Dataset entries:
┄┄┄┄┄┄┄┄┄┄┄┄┄┄┄┄┄┄┄┄
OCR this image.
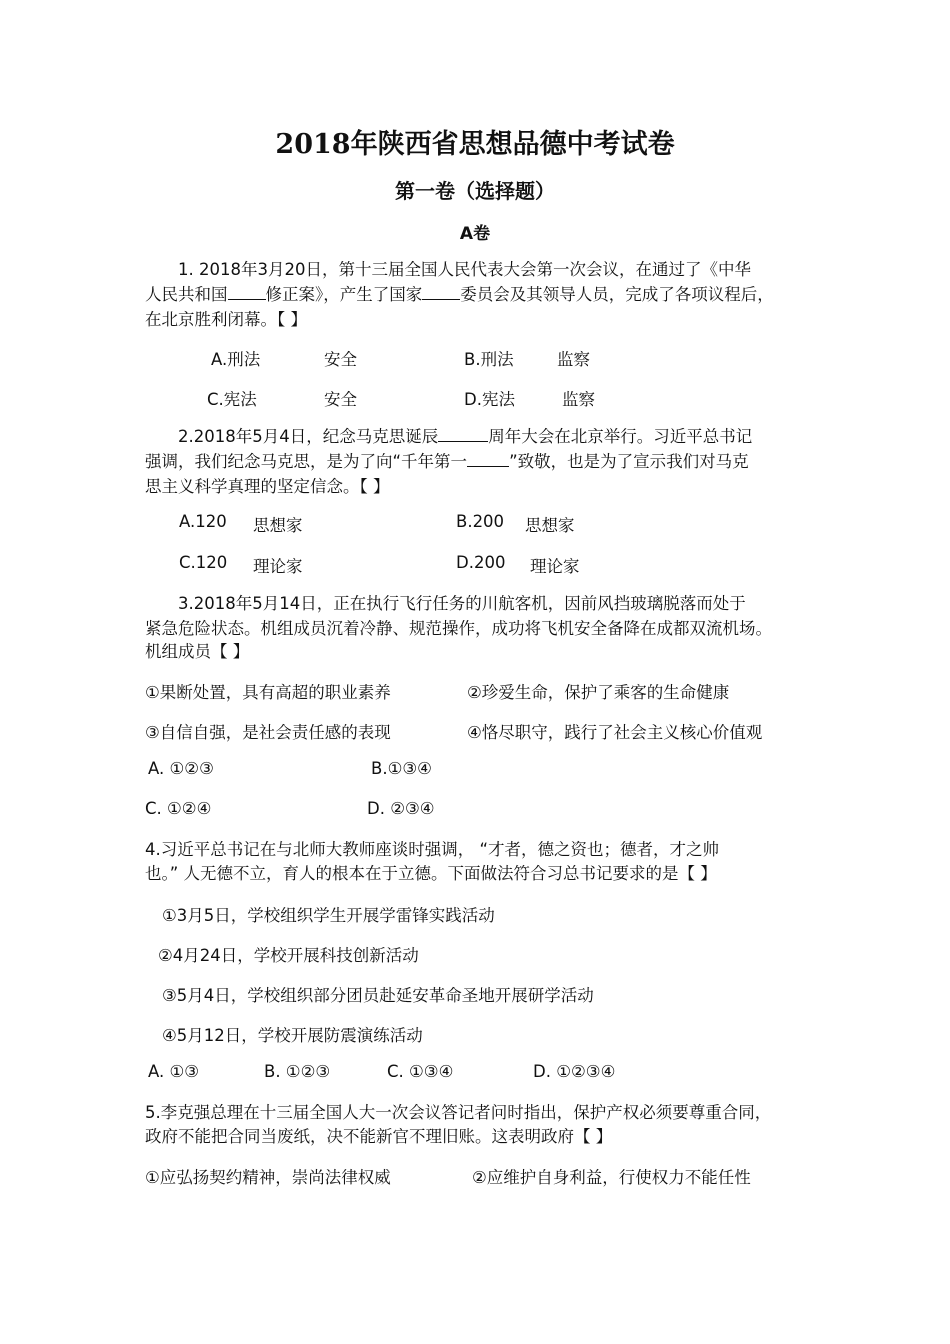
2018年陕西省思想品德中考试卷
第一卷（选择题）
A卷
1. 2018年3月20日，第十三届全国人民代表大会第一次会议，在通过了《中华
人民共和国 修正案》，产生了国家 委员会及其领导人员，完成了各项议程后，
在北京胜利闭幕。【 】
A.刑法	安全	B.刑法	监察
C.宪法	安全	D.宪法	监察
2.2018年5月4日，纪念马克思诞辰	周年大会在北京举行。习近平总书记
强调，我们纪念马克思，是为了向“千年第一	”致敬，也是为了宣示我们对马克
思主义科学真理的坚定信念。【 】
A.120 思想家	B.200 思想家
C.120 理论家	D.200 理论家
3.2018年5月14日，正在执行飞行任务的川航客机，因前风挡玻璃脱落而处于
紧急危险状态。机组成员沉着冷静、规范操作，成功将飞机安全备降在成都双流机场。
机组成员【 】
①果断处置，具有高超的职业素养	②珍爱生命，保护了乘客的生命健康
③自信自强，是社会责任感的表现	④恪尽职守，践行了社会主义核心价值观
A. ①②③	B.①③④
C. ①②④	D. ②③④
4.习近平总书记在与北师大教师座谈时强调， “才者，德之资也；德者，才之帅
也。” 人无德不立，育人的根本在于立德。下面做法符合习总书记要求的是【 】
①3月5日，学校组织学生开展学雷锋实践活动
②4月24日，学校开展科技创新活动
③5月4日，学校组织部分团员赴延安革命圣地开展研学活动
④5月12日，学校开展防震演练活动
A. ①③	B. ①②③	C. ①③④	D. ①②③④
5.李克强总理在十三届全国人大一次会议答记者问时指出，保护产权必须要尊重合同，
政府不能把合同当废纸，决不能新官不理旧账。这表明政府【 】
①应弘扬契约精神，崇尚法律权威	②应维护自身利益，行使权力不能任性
┄┄┄┄┄┄┄┄┄┄┄┄┄┄┄┄┄┄┄┄
The task: Working from the lines above, reproduce the material exactly and exclude its pictures.

Response:
OCR this image.
2018年陕西省思想品德中考试卷
第一卷（选择题）
A卷
1. 2018年3月20日，第十三届全国人民代表大会第一次会议，在通过了《中华
人民共和国 修正案》，产生了国家 委员会及其领导人员，完成了各项议程后，
在北京胜利闭幕。【 】
A.刑法	安全	B.刑法	监察
C.宪法	安全	D.宪法	监察
2.2018年5月4日，纪念马克思诞辰	周年大会在北京举行。习近平总书记
强调，我们纪念马克思，是为了向“千年第一	”致敬，也是为了宣示我们对马克
思主义科学真理的坚定信念。【 】
A.120 思想家	B.200 思想家
C.120 理论家	D.200 理论家
3.2018年5月14日，正在执行飞行任务的川航客机，因前风挡玻璃脱落而处于
紧急危险状态。机组成员沉着冷静、规范操作，成功将飞机安全备降在成都双流机场。
机组成员【 】
①果断处置，具有高超的职业素养	②珍爱生命，保护了乘客的生命健康
③自信自强，是社会责任感的表现	④恪尽职守，践行了社会主义核心价值观
A. ①②③	B.①③④
C. ①②④	D. ②③④
4.习近平总书记在与北师大教师座谈时强调， “才者，德之资也；德者，才之帅
也。” 人无德不立，育人的根本在于立德。下面做法符合习总书记要求的是【 】
①3月5日，学校组织学生开展学雷锋实践活动
②4月24日，学校开展科技创新活动
③5月4日，学校组织部分团员赴延安革命圣地开展研学活动
④5月12日，学校开展防震演练活动
A. ①③	B. ①②③	C. ①③④	D. ①②③④
5.李克强总理在十三届全国人大一次会议答记者问时指出，保护产权必须要尊重合同，
政府不能把合同当废纸，决不能新官不理旧账。这表明政府【 】
①应弘扬契约精神，崇尚法律权威	②应维护自身利益，行使权力不能任性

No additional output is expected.